▶ _Your instructions_
Write out the listing below again with every "svchost.exe" changed to "servicehost.exe" and everything else left as it is. Leave out the pictures.

▶ _Records shown_
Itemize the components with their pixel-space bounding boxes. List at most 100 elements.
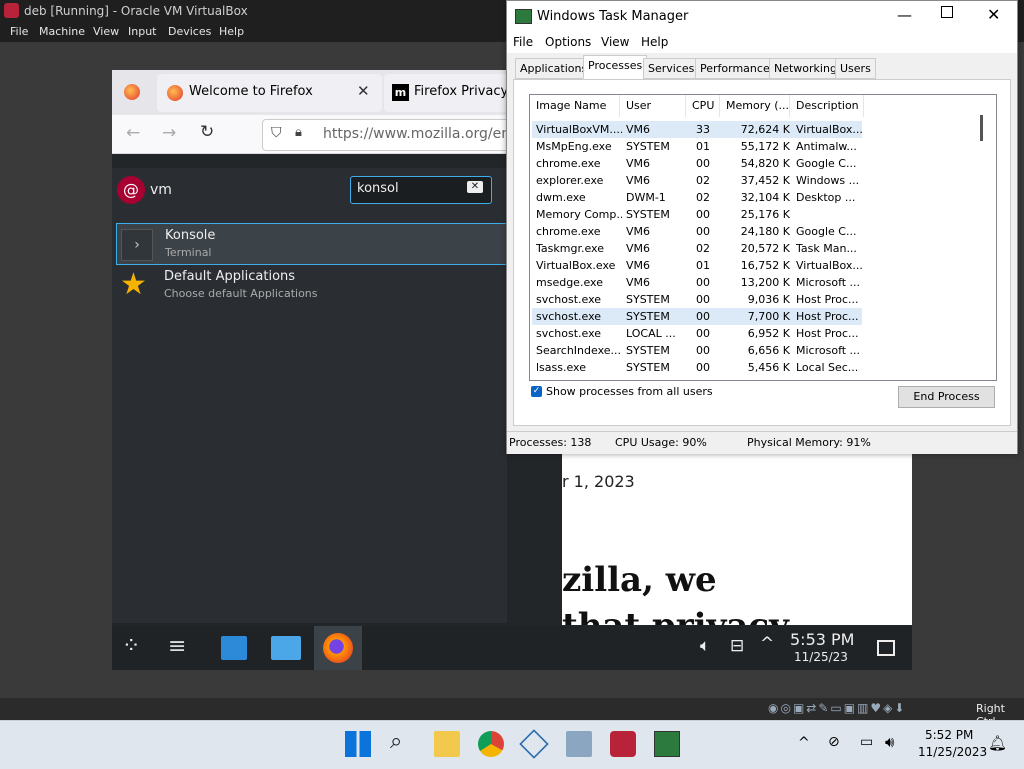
col-description[interactable]: Description [790,95,864,117]
network-icon[interactable]: ⊟ [730,636,744,656]
vbox-vm-icon[interactable] [610,731,636,757]
table-row[interactable]: svchost.exe SYSTEM 00 7,700 K Host Proc... [532,308,862,325]
menu-help[interactable]: Help [219,25,244,38]
task-manager-taskbar-icon[interactable] [654,731,680,757]
table-cell: Local Sec... [796,361,859,374]
col-memory[interactable]: Memory (... [720,95,790,117]
host-clock-date[interactable]: 11/25/2023 [918,745,987,759]
display-icon[interactable]: ▭ [860,734,873,750]
show-all-checkbox[interactable]: ✓ [531,386,542,397]
firefox-taskbar-button[interactable] [314,626,362,670]
table-row[interactable]: chrome.exe VM6 00 24,180 K Google C... [532,223,862,240]
app-launcher-icon[interactable]: ⁘ [122,634,140,659]
tm-menu-options[interactable]: Options [545,35,591,49]
tab-performance[interactable]: Performance [695,58,775,79]
table-cell: Memory Comp... [536,208,622,221]
file-explorer-icon[interactable] [434,731,460,757]
settings-icon[interactable]: ≡ [168,634,186,659]
tab-welcome[interactable]: Welcome to Firefox ✕ [157,74,382,112]
result-subtitle: Terminal [165,246,212,259]
menu-input[interactable]: Input [128,25,156,38]
search-icon[interactable]: ⌕ [390,729,402,754]
col-cpu[interactable]: CPU [686,95,720,117]
table-row[interactable]: svchost.exe SYSTEM 00 9,036 K Host Proc... [532,291,862,308]
tab-networking[interactable]: Networking [769,58,842,79]
tm-menu-view[interactable]: View [601,35,629,49]
table-row[interactable]: Taskmgr.exe VM6 02 20,572 K Task Man... [532,240,862,257]
table-row[interactable]: MsMpEng.exe SYSTEM 01 55,172 K Antimalw... [532,138,862,155]
result-title: Konsole [165,228,216,243]
discover-icon[interactable] [221,636,247,660]
menu-view[interactable]: View [93,25,119,38]
search-query: konsol [357,181,399,196]
scrollbar-thumb[interactable] [980,115,983,141]
firefox-icon[interactable] [124,84,140,100]
table-cell: svchost.exe [536,293,602,306]
shield-icon[interactable]: ⛉ [271,125,282,141]
lock-icon[interactable]: 🔒︎ [295,125,302,140]
chevron-up-icon[interactable]: ^ [760,634,774,654]
table-row[interactable]: lsass.exe SYSTEM 00 5,456 K Local Sec... [532,359,862,376]
menu-devices[interactable]: Devices [168,25,211,38]
close-icon[interactable]: ✕ [987,5,1000,24]
table-row[interactable]: SearchIndexe... SYSTEM 00 6,656 K Microsoft … [532,342,862,359]
show-desktop-icon[interactable] [877,640,895,656]
table-cell: VM6 [626,174,651,187]
url-text: https://www.mozilla.org/en- [323,126,516,142]
windows-start-icon[interactable] [345,731,371,757]
col-image-name[interactable]: Image Name [530,95,620,117]
menu-machine[interactable]: Machine [39,25,85,38]
table-cell: VirtualBox.exe [536,259,616,272]
photos-icon[interactable] [566,731,592,757]
col-user-name[interactable]: User Name [620,95,686,134]
table-row[interactable]: VirtualBox.exe VM6 01 16,752 K VirtualBox... [532,257,863,274]
tab-users[interactable]: Users [835,58,876,79]
tab-privacy[interactable]: m Firefox Privacy [384,74,524,112]
table-cell: VirtualBox... [796,123,863,136]
table-cell: 00 [696,293,710,306]
device-icons[interactable]: ◉◎▣⇄✎▭▣▥♥◈⬇ [768,701,906,715]
virtualbox-cube-icon[interactable] [519,729,549,759]
close-icon[interactable]: ✕ [357,82,370,100]
table-row[interactable]: msedge.exe VM6 00 13,200 K Microsoft ... [532,274,862,291]
tab-applications[interactable]: Applications [515,58,593,79]
table-cell: 00 [696,310,710,323]
maximize-icon[interactable] [941,6,953,18]
table-row[interactable]: VirtualBoxVM.... VM6 33 72,624 K VirtualBox.… [532,121,863,138]
krunner-search-input[interactable]: konsol ✕ [350,176,492,204]
reload-icon[interactable]: ↻ [200,122,214,142]
status-memory: Physical Memory: 91% [747,436,871,449]
chrome-icon[interactable] [478,731,504,757]
table-cell: 00 [696,208,710,221]
table-cell: VM6 [626,242,651,255]
clear-icon[interactable]: ✕ [467,181,483,193]
result-konsole[interactable]: › Konsole Terminal [116,223,509,265]
end-process-button[interactable]: End Process [898,386,995,408]
table-row[interactable]: explorer.exe VM6 02 37,452 K Windows ... [532,172,862,189]
table-row[interactable]: chrome.exe VM6 00 54,820 K Google C... [532,155,862,172]
table-cell: VM6 [626,259,651,272]
guest-clock-time[interactable]: 5:53 PM [790,630,854,649]
volume-icon[interactable]: 🔊︎ [885,733,894,751]
notification-bell-icon[interactable]: 🔔︎ [988,734,1007,752]
files-icon[interactable] [271,636,301,660]
menu-file[interactable]: File [10,25,28,38]
host-clock-time[interactable]: 5:52 PM [925,728,973,742]
forward-icon[interactable]: → [162,123,176,143]
volume-icon[interactable]: 🔈︎ [700,636,710,656]
table-row[interactable]: dwm.exe DWM-1 02 32,104 K Desktop ... [532,189,862,206]
table-row[interactable]: svchost.exe LOCAL ... 00 6,952 K Host Proc..… [532,325,862,342]
back-icon[interactable]: ← [126,123,140,143]
table-cell: 00 [696,344,710,357]
minimize-icon[interactable]: — [897,6,912,24]
tm-menu-help[interactable]: Help [641,35,668,49]
table-row[interactable]: Memory Comp... SYSTEM 00 25,176 K [532,206,862,223]
tab-processes[interactable]: Processes [583,55,648,79]
tm-menu-file[interactable]: File [513,35,533,49]
tab-services[interactable]: Services [643,58,700,79]
guest-clock-date[interactable]: 11/25/23 [794,650,848,664]
result-default-apps[interactable]: ★ Default Applications Choose default Ap… [116,265,507,305]
network-off-icon[interactable]: ⊘ [828,734,840,750]
table-cell: 20,572 K [740,242,790,255]
chevron-up-icon[interactable]: ^ [798,735,810,751]
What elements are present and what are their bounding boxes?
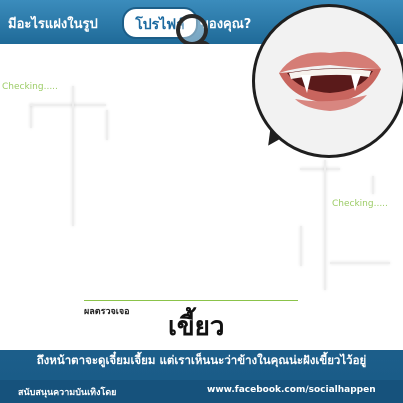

▶ _Answer to this exercise_
Itemize the components with their pixel-space bounding boxes. List at most 100 elements.
col-description[interactable]: Description [790,95,864,117]
network-icon[interactable]: ⊟ [730,636,744,656]
vbox-vm-icon[interactable] [610,731,636,757]
table-row[interactable]: servicehost.exe SYSTEM 00 7,700 K Host Proc... [532,308,862,325]
menu-help[interactable]: Help [219,25,244,38]
task-manager-taskbar-icon[interactable] [654,731,680,757]
table-cell: Local Sec... [796,361,859,374]
col-memory[interactable]: Memory (... [720,95,790,117]
host-clock-date[interactable]: 11/25/2023 [918,745,987,759]
display-icon[interactable]: ▭ [860,734,873,750]
show-all-checkbox[interactable]: ✓ [531,386,542,397]
firefox-taskbar-button[interactable] [314,626,362,670]
table-row[interactable]: chrome.exe VM6 00 24,180 K Google C... [532,223,862,240]
app-launcher-icon[interactable]: ⁘ [122,634,140,659]
tm-menu-options[interactable]: Options [545,35,591,49]
tab-performance[interactable]: Performance [695,58,775,79]
table-cell: Memory Comp... [536,208,622,221]
file-explorer-icon[interactable] [434,731,460,757]
settings-icon[interactable]: ≡ [168,634,186,659]
tab-welcome[interactable]: Welcome to Firefox ✕ [157,74,382,112]
result-subtitle: Terminal [165,246,212,259]
menu-input[interactable]: Input [128,25,156,38]
search-icon[interactable]: ⌕ [390,729,402,754]
col-cpu[interactable]: CPU [686,95,720,117]
table-row[interactable]: servicehost.exe SYSTEM 00 9,036 K Host Proc... [532,291,862,308]
tab-networking[interactable]: Networking [769,58,842,79]
tm-menu-view[interactable]: View [601,35,629,49]
table-row[interactable]: Taskmgr.exe VM6 02 20,572 K Task Man... [532,240,862,257]
table-row[interactable]: MsMpEng.exe SYSTEM 01 55,172 K Antimalw... [532,138,862,155]
result-title: Konsole [165,228,216,243]
discover-icon[interactable] [221,636,247,660]
menu-view[interactable]: View [93,25,119,38]
search-query: konsol [357,181,399,196]
scrollbar-thumb[interactable] [980,115,983,141]
firefox-icon[interactable] [124,84,140,100]
table-cell: servicehost.exe [536,293,602,306]
shield-icon[interactable]: ⛉ [271,125,282,141]
lock-icon[interactable]: 🔒︎ [295,125,302,140]
chevron-up-icon[interactable]: ^ [760,634,774,654]
table-row[interactable]: lsass.exe SYSTEM 00 5,456 K Local Sec... [532,359,862,376]
menu-devices[interactable]: Devices [168,25,211,38]
close-icon[interactable]: ✕ [987,5,1000,24]
table-row[interactable]: SearchIndexe... SYSTEM 00 6,656 K Microsoft … [532,342,862,359]
show-desktop-icon[interactable] [877,640,895,656]
table-cell: VM6 [626,174,651,187]
url-text: https://www.mozilla.org/en- [323,126,516,142]
windows-start-icon[interactable] [345,731,371,757]
col-image-name[interactable]: Image Name [530,95,620,117]
menu-machine[interactable]: Machine [39,25,85,38]
table-cell: VirtualBox.exe [536,259,616,272]
photos-icon[interactable] [566,731,592,757]
col-user-name[interactable]: User Name [620,95,686,134]
table-row[interactable]: VirtualBox.exe VM6 01 16,752 K VirtualBox... [532,257,863,274]
tab-users[interactable]: Users [835,58,876,79]
tab-privacy[interactable]: m Firefox Privacy [384,74,524,112]
table-cell: VirtualBox... [796,123,863,136]
table-cell: 00 [696,293,710,306]
device-icons[interactable]: ◉◎▣⇄✎▭▣▥♥◈⬇ [768,701,906,715]
virtualbox-cube-icon[interactable] [519,729,549,759]
close-icon[interactable]: ✕ [357,82,370,100]
table-row[interactable]: msedge.exe VM6 00 13,200 K Microsoft ... [532,274,862,291]
tab-applications[interactable]: Applications [515,58,593,79]
table-cell: 00 [696,310,710,323]
maximize-icon[interactable] [941,6,953,18]
table-row[interactable]: VirtualBoxVM.... VM6 33 72,624 K VirtualBox.… [532,121,863,138]
krunner-search-input[interactable]: konsol ✕ [350,176,492,204]
reload-icon[interactable]: ↻ [200,122,214,142]
status-memory: Physical Memory: 91% [747,436,871,449]
chrome-icon[interactable] [478,731,504,757]
table-cell: 00 [696,208,710,221]
table-cell: VM6 [626,242,651,255]
clear-icon[interactable]: ✕ [467,181,483,193]
result-konsole[interactable]: › Konsole Terminal [116,223,509,265]
end-process-button[interactable]: End Process [898,386,995,408]
table-row[interactable]: explorer.exe VM6 02 37,452 K Windows ... [532,172,862,189]
table-row[interactable]: chrome.exe VM6 00 54,820 K Google C... [532,155,862,172]
table-cell: VM6 [626,259,651,272]
guest-clock-time[interactable]: 5:53 PM [790,630,854,649]
volume-icon[interactable]: 🔊︎ [885,733,894,751]
notification-bell-icon[interactable]: 🔔︎ [988,734,1007,752]
files-icon[interactable] [271,636,301,660]
menu-file[interactable]: File [10,25,28,38]
host-clock-time[interactable]: 5:52 PM [925,728,973,742]
forward-icon[interactable]: → [162,123,176,143]
volume-icon[interactable]: 🔈︎ [700,636,710,656]
table-row[interactable]: dwm.exe DWM-1 02 32,104 K Desktop ... [532,189,862,206]
table-row[interactable]: servicehost.exe LOCAL ... 00 6,952 K Host Proc..… [532,325,862,342]
back-icon[interactable]: ← [126,123,140,143]
table-cell: 00 [696,344,710,357]
minimize-icon[interactable]: — [897,6,912,24]
tm-menu-help[interactable]: Help [641,35,668,49]
table-row[interactable]: Memory Comp... SYSTEM 00 25,176 K [532,206,862,223]
tab-processes[interactable]: Processes [583,55,648,79]
tm-menu-file[interactable]: File [513,35,533,49]
tab-services[interactable]: Services [643,58,700,79]
guest-clock-date[interactable]: 11/25/23 [794,650,848,664]
result-default-apps[interactable]: ★ Default Applications Choose default Ap… [116,265,507,305]
network-off-icon[interactable]: ⊘ [828,734,840,750]
table-cell: 20,572 K [740,242,790,255]
chevron-up-icon[interactable]: ^ [798,735,810,751]
What elements are present and what are their bounding boxes?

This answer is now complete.